Your task:
Quote every line below exactly and skip any picture.

Data supplied:
--------
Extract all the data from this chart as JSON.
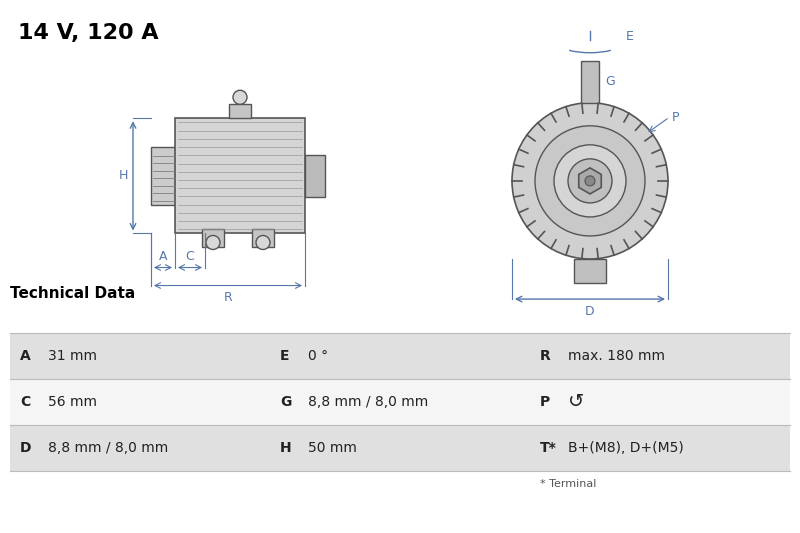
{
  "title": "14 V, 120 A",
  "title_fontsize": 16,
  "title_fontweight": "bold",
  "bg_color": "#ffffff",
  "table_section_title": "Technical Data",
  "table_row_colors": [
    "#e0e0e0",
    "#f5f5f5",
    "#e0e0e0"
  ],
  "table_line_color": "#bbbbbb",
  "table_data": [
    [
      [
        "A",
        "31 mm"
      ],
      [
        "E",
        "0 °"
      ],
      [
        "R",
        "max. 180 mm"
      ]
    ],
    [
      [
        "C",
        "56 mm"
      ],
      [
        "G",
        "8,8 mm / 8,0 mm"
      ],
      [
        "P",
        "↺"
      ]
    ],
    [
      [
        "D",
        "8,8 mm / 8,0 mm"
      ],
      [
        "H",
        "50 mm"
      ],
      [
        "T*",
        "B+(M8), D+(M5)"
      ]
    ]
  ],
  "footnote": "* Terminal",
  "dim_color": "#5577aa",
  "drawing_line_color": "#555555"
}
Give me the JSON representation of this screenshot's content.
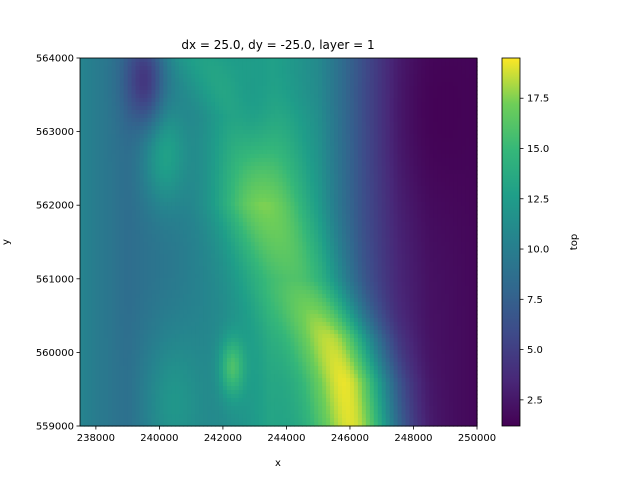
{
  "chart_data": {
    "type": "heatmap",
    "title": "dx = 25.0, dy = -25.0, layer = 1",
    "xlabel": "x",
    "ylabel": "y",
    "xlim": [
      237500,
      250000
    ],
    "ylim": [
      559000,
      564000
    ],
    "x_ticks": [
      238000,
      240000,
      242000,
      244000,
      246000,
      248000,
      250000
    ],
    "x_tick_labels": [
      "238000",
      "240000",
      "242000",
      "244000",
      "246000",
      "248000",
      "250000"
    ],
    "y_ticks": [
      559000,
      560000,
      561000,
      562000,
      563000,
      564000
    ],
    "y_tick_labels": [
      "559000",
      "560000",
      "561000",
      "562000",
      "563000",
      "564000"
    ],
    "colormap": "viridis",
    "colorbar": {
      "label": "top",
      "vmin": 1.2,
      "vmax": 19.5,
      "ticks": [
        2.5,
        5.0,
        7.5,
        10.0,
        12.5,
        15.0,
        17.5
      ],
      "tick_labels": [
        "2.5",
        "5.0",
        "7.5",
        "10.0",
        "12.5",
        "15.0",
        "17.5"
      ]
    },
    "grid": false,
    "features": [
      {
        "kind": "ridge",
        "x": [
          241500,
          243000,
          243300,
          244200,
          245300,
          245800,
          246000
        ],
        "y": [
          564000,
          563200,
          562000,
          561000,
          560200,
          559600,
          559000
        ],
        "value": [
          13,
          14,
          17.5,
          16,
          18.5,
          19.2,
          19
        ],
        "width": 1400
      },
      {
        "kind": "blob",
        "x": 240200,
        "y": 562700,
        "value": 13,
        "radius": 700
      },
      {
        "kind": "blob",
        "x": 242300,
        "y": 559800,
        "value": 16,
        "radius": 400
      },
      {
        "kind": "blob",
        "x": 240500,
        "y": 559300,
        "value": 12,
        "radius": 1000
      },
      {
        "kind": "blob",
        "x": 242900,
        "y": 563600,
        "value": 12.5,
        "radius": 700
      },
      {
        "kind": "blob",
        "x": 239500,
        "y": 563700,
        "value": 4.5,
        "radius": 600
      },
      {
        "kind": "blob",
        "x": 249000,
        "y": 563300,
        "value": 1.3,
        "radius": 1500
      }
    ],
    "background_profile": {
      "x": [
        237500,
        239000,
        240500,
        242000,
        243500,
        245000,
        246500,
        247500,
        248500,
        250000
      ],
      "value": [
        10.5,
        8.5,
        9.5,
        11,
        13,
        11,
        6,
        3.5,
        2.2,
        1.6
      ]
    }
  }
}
--------
Response for this exercise:
Extract all the data from this chart as JSON.
{
  "title": "14 V, 120 A",
  "title_fontsize": 16,
  "title_fontweight": "bold",
  "bg_color": "#ffffff",
  "table_section_title": "Technical Data",
  "table_row_colors": [
    "#e0e0e0",
    "#f5f5f5",
    "#e0e0e0"
  ],
  "table_line_color": "#bbbbbb",
  "table_data": [
    [
      [
        "A",
        "31 mm"
      ],
      [
        "E",
        "0 °"
      ],
      [
        "R",
        "max. 180 mm"
      ]
    ],
    [
      [
        "C",
        "56 mm"
      ],
      [
        "G",
        "8,8 mm / 8,0 mm"
      ],
      [
        "P",
        "↺"
      ]
    ],
    [
      [
        "D",
        "8,8 mm / 8,0 mm"
      ],
      [
        "H",
        "50 mm"
      ],
      [
        "T*",
        "B+(M8), D+(M5)"
      ]
    ]
  ],
  "footnote": "* Terminal",
  "dim_color": "#5577aa",
  "drawing_line_color": "#555555"
}
Give me the JSON representation of this screenshot's content.
{
  "chart_data": {
    "type": "heatmap",
    "title": "dx = 25.0, dy = -25.0, layer = 1",
    "xlabel": "x",
    "ylabel": "y",
    "xlim": [
      237500,
      250000
    ],
    "ylim": [
      559000,
      564000
    ],
    "x_ticks": [
      238000,
      240000,
      242000,
      244000,
      246000,
      248000,
      250000
    ],
    "x_tick_labels": [
      "238000",
      "240000",
      "242000",
      "244000",
      "246000",
      "248000",
      "250000"
    ],
    "y_ticks": [
      559000,
      560000,
      561000,
      562000,
      563000,
      564000
    ],
    "y_tick_labels": [
      "559000",
      "560000",
      "561000",
      "562000",
      "563000",
      "564000"
    ],
    "colormap": "viridis",
    "colorbar": {
      "label": "top",
      "vmin": 1.2,
      "vmax": 19.5,
      "ticks": [
        2.5,
        5.0,
        7.5,
        10.0,
        12.5,
        15.0,
        17.5
      ],
      "tick_labels": [
        "2.5",
        "5.0",
        "7.5",
        "10.0",
        "12.5",
        "15.0",
        "17.5"
      ]
    },
    "grid": false,
    "features": [
      {
        "kind": "ridge",
        "x": [
          241500,
          243000,
          243300,
          244200,
          245300,
          245800,
          246000
        ],
        "y": [
          564000,
          563200,
          562000,
          561000,
          560200,
          559600,
          559000
        ],
        "value": [
          13,
          14,
          17.5,
          16,
          18.5,
          19.2,
          19
        ],
        "width": 1400
      },
      {
        "kind": "blob",
        "x": 240200,
        "y": 562700,
        "value": 13,
        "radius": 700
      },
      {
        "kind": "blob",
        "x": 242300,
        "y": 559800,
        "value": 16,
        "radius": 400
      },
      {
        "kind": "blob",
        "x": 240500,
        "y": 559300,
        "value": 12,
        "radius": 1000
      },
      {
        "kind": "blob",
        "x": 242900,
        "y": 563600,
        "value": 12.5,
        "radius": 700
      },
      {
        "kind": "blob",
        "x": 239500,
        "y": 563700,
        "value": 4.5,
        "radius": 600
      },
      {
        "kind": "blob",
        "x": 249000,
        "y": 563300,
        "value": 1.3,
        "radius": 1500
      }
    ],
    "background_profile": {
      "x": [
        237500,
        239000,
        240500,
        242000,
        243500,
        245000,
        246500,
        247500,
        248500,
        250000
      ],
      "value": [
        10.5,
        8.5,
        9.5,
        11,
        13,
        11,
        6,
        3.5,
        2.2,
        1.6
      ]
    }
  }
}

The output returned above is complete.